[Figure record listings]
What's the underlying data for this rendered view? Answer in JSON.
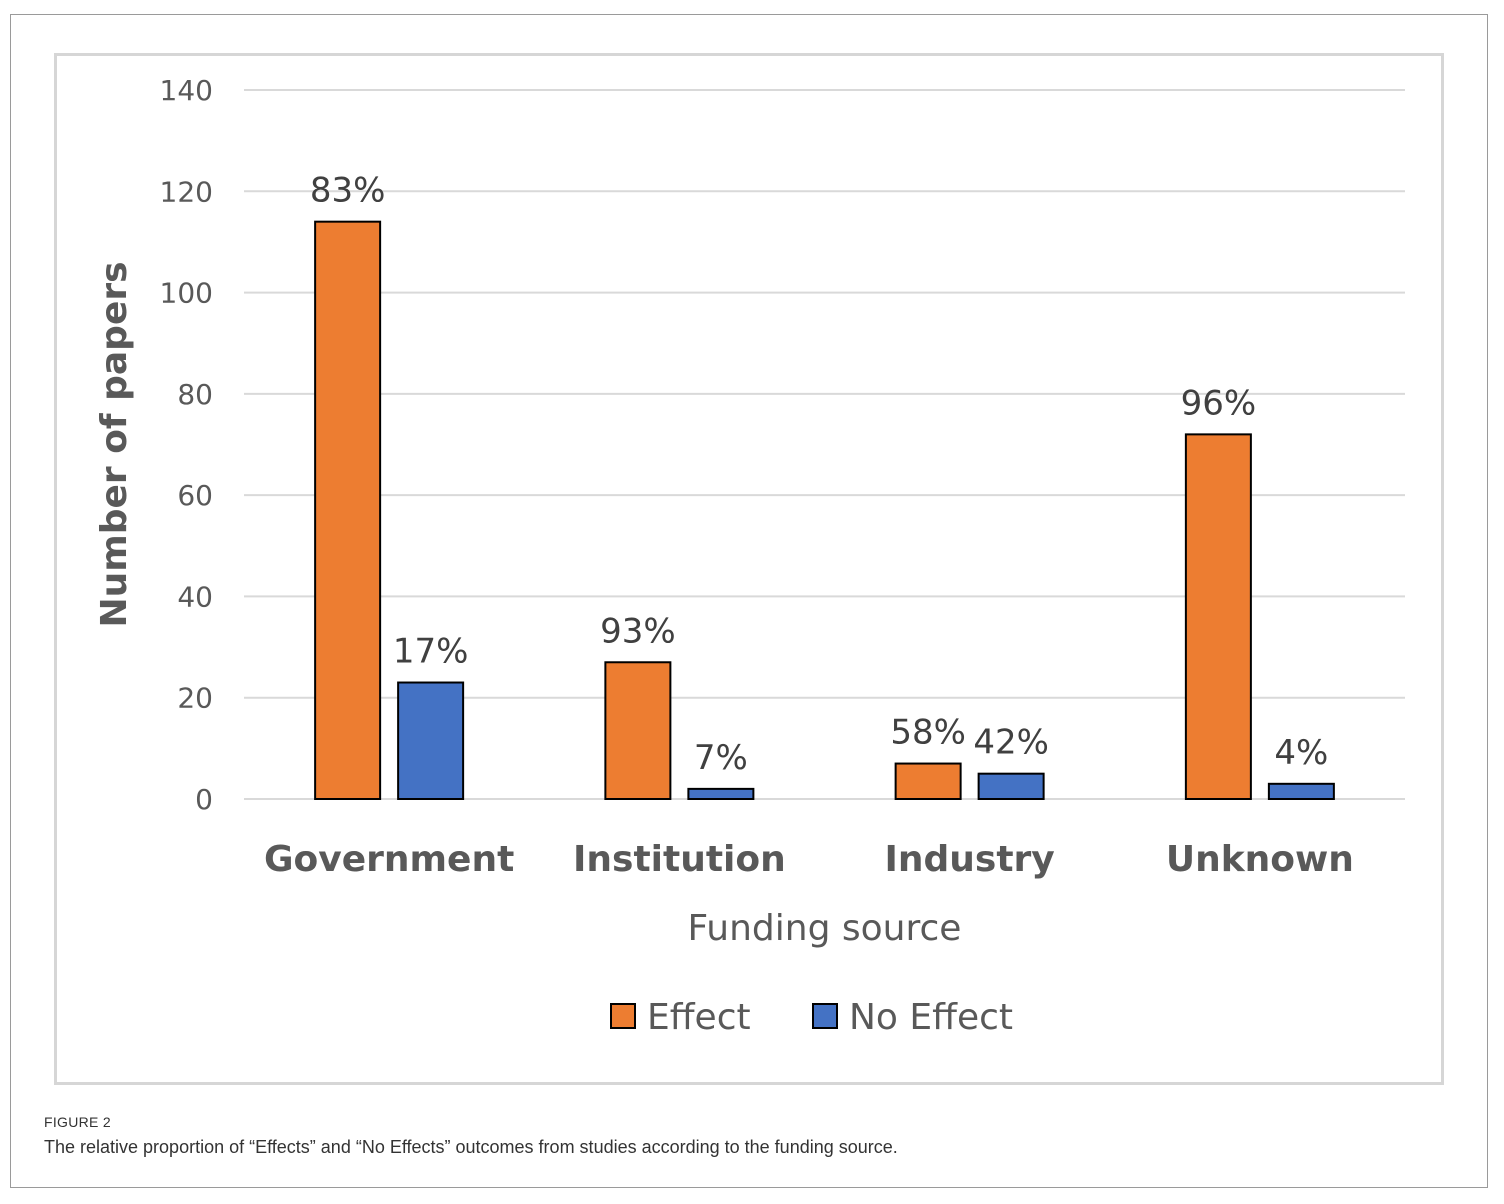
{
  "figure": {
    "label": "FIGURE 2",
    "caption": "The relative proportion of “Effects” and “No Effects” outcomes from studies according to the funding source."
  },
  "chart_data": {
    "type": "bar",
    "title": "",
    "xlabel": "Funding source",
    "ylabel": "Number of papers",
    "ylim": [
      0,
      140
    ],
    "yticks": [
      0,
      20,
      40,
      60,
      80,
      100,
      120,
      140
    ],
    "grid": true,
    "legend_position": "bottom",
    "categories": [
      "Government",
      "Institution",
      "Industry",
      "Unknown"
    ],
    "series": [
      {
        "name": "Effect",
        "color": "#ed7d31",
        "values": [
          114,
          27,
          7,
          72
        ],
        "labels": [
          "83%",
          "93%",
          "58%",
          "96%"
        ]
      },
      {
        "name": "No Effect",
        "color": "#4472c4",
        "values": [
          23,
          2,
          5,
          3
        ],
        "labels": [
          "17%",
          "7%",
          "42%",
          "4%"
        ]
      }
    ]
  }
}
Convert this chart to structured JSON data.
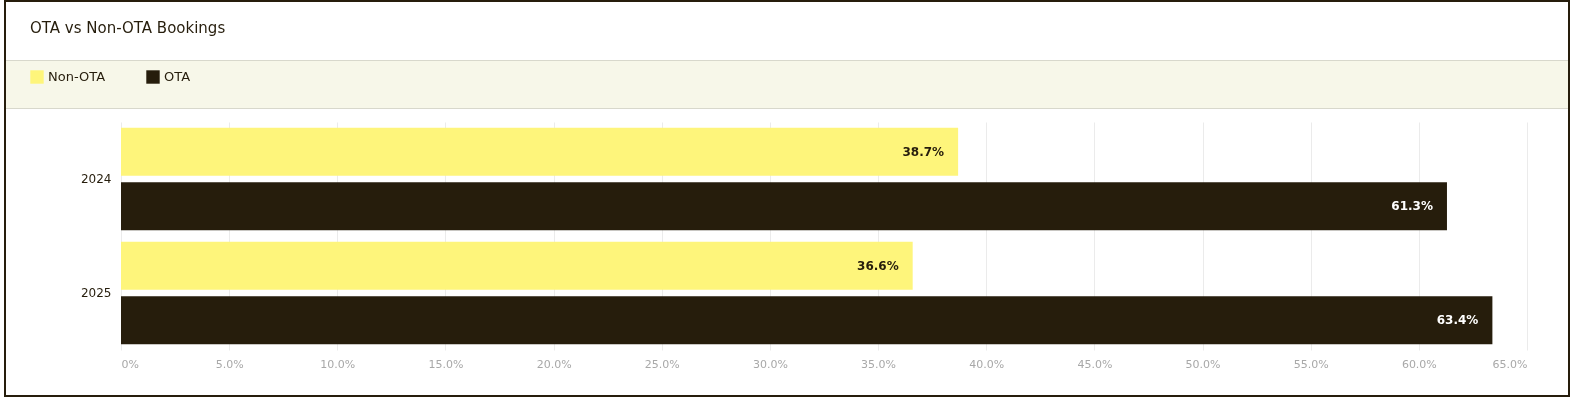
{
  "chart_data": {
    "type": "bar",
    "orientation": "horizontal",
    "title": "OTA vs Non-OTA Bookings",
    "categories": [
      "2024",
      "2025"
    ],
    "series": [
      {
        "name": "Non-OTA",
        "color": "#fef57b",
        "values": [
          38.7,
          36.6
        ],
        "value_labels": [
          "38.7%",
          "36.6%"
        ]
      },
      {
        "name": "OTA",
        "color": "#261d0c",
        "values": [
          61.3,
          63.4
        ],
        "value_labels": [
          "61.3%",
          "63.4%"
        ]
      }
    ],
    "xlim": [
      0,
      65
    ],
    "xticks": [
      {
        "value": 0,
        "label": "0%"
      },
      {
        "value": 5,
        "label": "5.0%"
      },
      {
        "value": 10,
        "label": "10.0%"
      },
      {
        "value": 15,
        "label": "15.0%"
      },
      {
        "value": 20,
        "label": "20.0%"
      },
      {
        "value": 25,
        "label": "25.0%"
      },
      {
        "value": 30,
        "label": "30.0%"
      },
      {
        "value": 35,
        "label": "35.0%"
      },
      {
        "value": 40,
        "label": "40.0%"
      },
      {
        "value": 45,
        "label": "45.0%"
      },
      {
        "value": 50,
        "label": "50.0%"
      },
      {
        "value": 55,
        "label": "55.0%"
      },
      {
        "value": 60,
        "label": "60.0%"
      },
      {
        "value": 65,
        "label": "65.0%"
      }
    ],
    "grid": "x",
    "legend": "top left"
  }
}
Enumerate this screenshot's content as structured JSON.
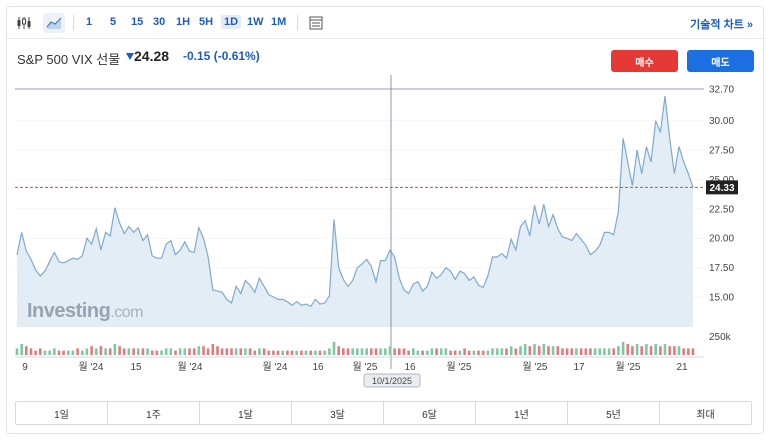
{
  "toolbar": {
    "timeframes": [
      "1",
      "5",
      "15",
      "30",
      "1H",
      "5H",
      "1D",
      "1W",
      "1M"
    ],
    "selected_timeframe": "1D",
    "tech_chart_label": "기술적 차트 »"
  },
  "instrument": {
    "name": "S&P 500 VIX 선물",
    "price": "24.28",
    "change": "-0.15",
    "change_pct": "(-0.61%)"
  },
  "actions": {
    "buy_label": "매수",
    "sell_label": "매도"
  },
  "watermark": {
    "brand": "Investing",
    "suffix": ".com"
  },
  "chart_data": {
    "type": "area",
    "y_ticks": [
      "32.70",
      "30.00",
      "27.50",
      "25.00",
      "22.50",
      "20.00",
      "17.50",
      "15.00"
    ],
    "last_price_label": "24.33",
    "volume_label": "250k",
    "x_ticks": [
      "9",
      "월 '24",
      "15",
      "월 '24",
      "월 '24",
      "16",
      "월 '25",
      "16",
      "월 '25",
      "월 '25",
      "17",
      "월 '25",
      "21"
    ],
    "crosshair_date": "10/1/2025",
    "ylim": [
      12.0,
      33.5
    ],
    "series": [
      18.6,
      20.5,
      18.9,
      18.2,
      17.3,
      16.8,
      17.2,
      18.0,
      18.8,
      18.0,
      17.9,
      18.1,
      18.3,
      18.2,
      18.5,
      20.0,
      19.5,
      20.8,
      19.0,
      20.5,
      20.2,
      22.6,
      21.3,
      20.4,
      21.0,
      20.5,
      20.9,
      19.8,
      20.3,
      18.5,
      18.3,
      18.3,
      19.5,
      19.8,
      18.6,
      19.0,
      19.7,
      18.9,
      18.8,
      20.9,
      20.0,
      18.4,
      15.6,
      15.5,
      15.4,
      14.8,
      14.5,
      15.9,
      15.3,
      16.4,
      16.0,
      15.4,
      16.6,
      15.9,
      15.2,
      15.0,
      14.8,
      14.8,
      14.6,
      14.3,
      14.6,
      14.3,
      14.4,
      14.2,
      14.8,
      14.4,
      14.5,
      15.1,
      21.6,
      17.5,
      16.5,
      15.9,
      16.4,
      17.5,
      17.8,
      18.2,
      17.6,
      16.3,
      18.1,
      18.1,
      19.0,
      18.4,
      16.6,
      15.6,
      15.3,
      16.1,
      16.3,
      15.5,
      15.9,
      17.1,
      16.6,
      16.9,
      17.5,
      17.2,
      16.5,
      17.2,
      17.0,
      16.4,
      16.7,
      16.0,
      15.8,
      16.8,
      18.4,
      18.4,
      18.7,
      18.3,
      19.9,
      19.0,
      21.0,
      21.5,
      20.2,
      22.8,
      21.2,
      22.9,
      21.0,
      22.0,
      20.8,
      20.1,
      20.0,
      19.8,
      20.4,
      19.9,
      19.4,
      18.6,
      18.9,
      19.4,
      20.5,
      20.5,
      20.3,
      22.3,
      28.5,
      26.5,
      24.5,
      27.5,
      25.5,
      27.8,
      26.5,
      30.0,
      29.0,
      32.1,
      28.5,
      25.5,
      27.8,
      26.5,
      25.5,
      24.33
    ],
    "volume": [
      3,
      5,
      4,
      3,
      2,
      3,
      2,
      2,
      3,
      2,
      2,
      2,
      2,
      3,
      2,
      3,
      4,
      3,
      4,
      3,
      3,
      5,
      4,
      3,
      3,
      3,
      3,
      3,
      3,
      2,
      2,
      2,
      3,
      3,
      2,
      3,
      3,
      3,
      3,
      4,
      4,
      3,
      5,
      4,
      3,
      3,
      3,
      3,
      3,
      3,
      3,
      2,
      3,
      3,
      2,
      2,
      2,
      2,
      2,
      2,
      2,
      2,
      2,
      2,
      2,
      2,
      2,
      3,
      6,
      4,
      3,
      3,
      3,
      3,
      3,
      3,
      3,
      3,
      3,
      3,
      4,
      3,
      3,
      3,
      2,
      3,
      2,
      2,
      2,
      3,
      3,
      3,
      3,
      2,
      2,
      2,
      3,
      2,
      2,
      2,
      2,
      2,
      3,
      3,
      3,
      3,
      4,
      3,
      4,
      5,
      4,
      5,
      4,
      5,
      4,
      4,
      4,
      3,
      3,
      3,
      3,
      3,
      3,
      3,
      3,
      3,
      3,
      3,
      3,
      4,
      6,
      5,
      4,
      5,
      4,
      5,
      4,
      5,
      4,
      5,
      4,
      4,
      4,
      3,
      3,
      3
    ],
    "volume_up_color": "#7fc8a3",
    "volume_down_color": "#e27b7b"
  },
  "periods": [
    "1일",
    "1주",
    "1달",
    "3달",
    "6달",
    "1년",
    "5년",
    "최대"
  ],
  "colors": {
    "accent": "#1e5bbf",
    "buy": "#e53935",
    "sell": "#1c6fe0",
    "line": "#7fa9cf",
    "area": "#e3edf6"
  }
}
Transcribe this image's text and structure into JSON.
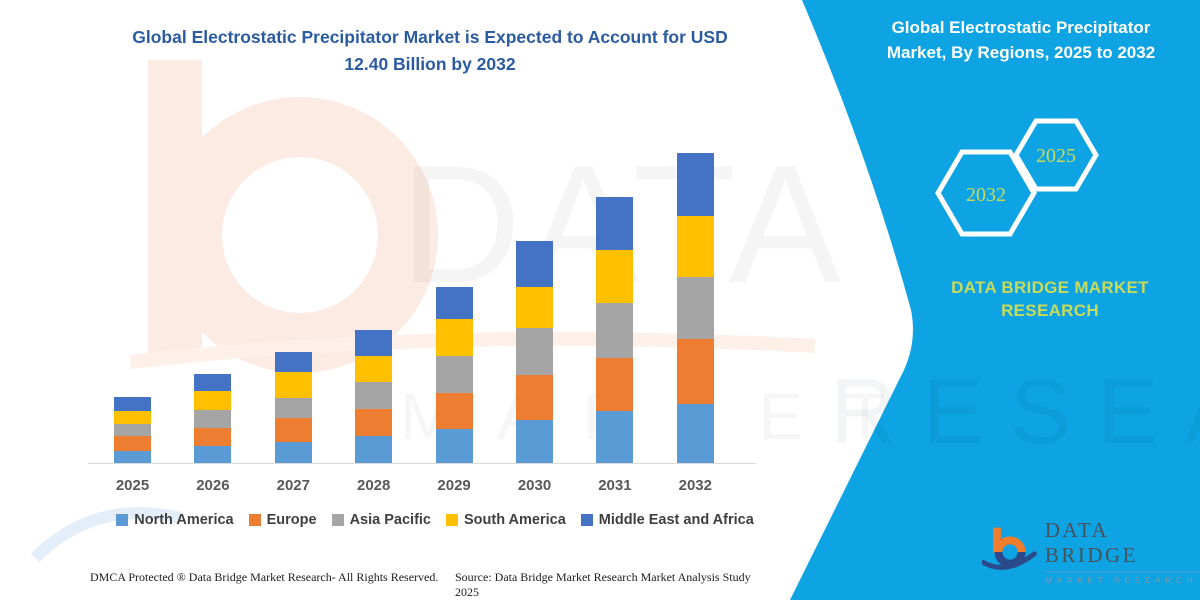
{
  "page": {
    "title_line1": "Global Electrostatic Precipitator Market is Expected to Account for USD",
    "title_line2": "12.40 Billion by 2032"
  },
  "side_panel": {
    "heading_line1": "Global Electrostatic Precipitator",
    "heading_line2": "Market, By Regions, 2025 to 2032",
    "hexagon_back_label": "2032",
    "hexagon_front_label": "2025",
    "brand_text": "DATA BRIDGE MARKET RESEARCH",
    "panel_color": "#0EA3E2",
    "label_color": "#C9DB5A",
    "watermark_text": "RESEARCH"
  },
  "watermark": {
    "line1": "DATA BRIDGE",
    "line2": "MARKET RESEARCH"
  },
  "logo": {
    "name": "DATA BRIDGE",
    "subtitle": "MARKET RESEARCH"
  },
  "footer": {
    "left": "DMCA Protected ® Data Bridge Market Research-  All Rights Reserved.",
    "source": "Source: Data Bridge Market Research  Market Analysis Study 2025"
  },
  "chart_data": {
    "type": "bar",
    "stacked": true,
    "unit": "USD Billion",
    "title": "Global Electrostatic Precipitator Market is Expected to Account for USD 12.40 Billion by 2032",
    "categories": [
      "2025",
      "2026",
      "2027",
      "2028",
      "2029",
      "2030",
      "2031",
      "2032"
    ],
    "series": [
      {
        "name": "North America",
        "color": "#5B9BD5",
        "values": [
          0.49,
          0.69,
          0.85,
          1.07,
          1.36,
          1.71,
          2.07,
          2.37
        ]
      },
      {
        "name": "Europe",
        "color": "#ED7D31",
        "values": [
          0.6,
          0.73,
          0.97,
          1.09,
          1.44,
          1.83,
          2.13,
          2.6
        ]
      },
      {
        "name": "Asia Pacific",
        "color": "#A5A5A5",
        "values": [
          0.47,
          0.71,
          0.8,
          1.07,
          1.49,
          1.87,
          2.19,
          2.49
        ]
      },
      {
        "name": "South America",
        "color": "#FFC000",
        "values": [
          0.53,
          0.76,
          1.03,
          1.04,
          1.47,
          1.64,
          2.13,
          2.44
        ]
      },
      {
        "name": "Middle East and Africa",
        "color": "#4472C4",
        "values": [
          0.57,
          0.67,
          0.8,
          1.07,
          1.28,
          1.83,
          2.12,
          2.5
        ]
      }
    ],
    "totals": [
      2.66,
      3.56,
      4.45,
      5.34,
      7.04,
      8.88,
      10.64,
      12.4
    ],
    "ylim": [
      0,
      12.5
    ],
    "gridlines": false,
    "y_axis_visible": false,
    "legend_position": "bottom"
  }
}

■ Set exercise:
Pull out all lines from the entries above in which the word "Account" appears.

■ Task result:
    "title_line1": "Global Electrostatic Precipitator Market is Expected to Account for USD",
    "title": "Global Electrostatic Precipitator Market is Expected to Account for USD 12.40 Billion by 2032",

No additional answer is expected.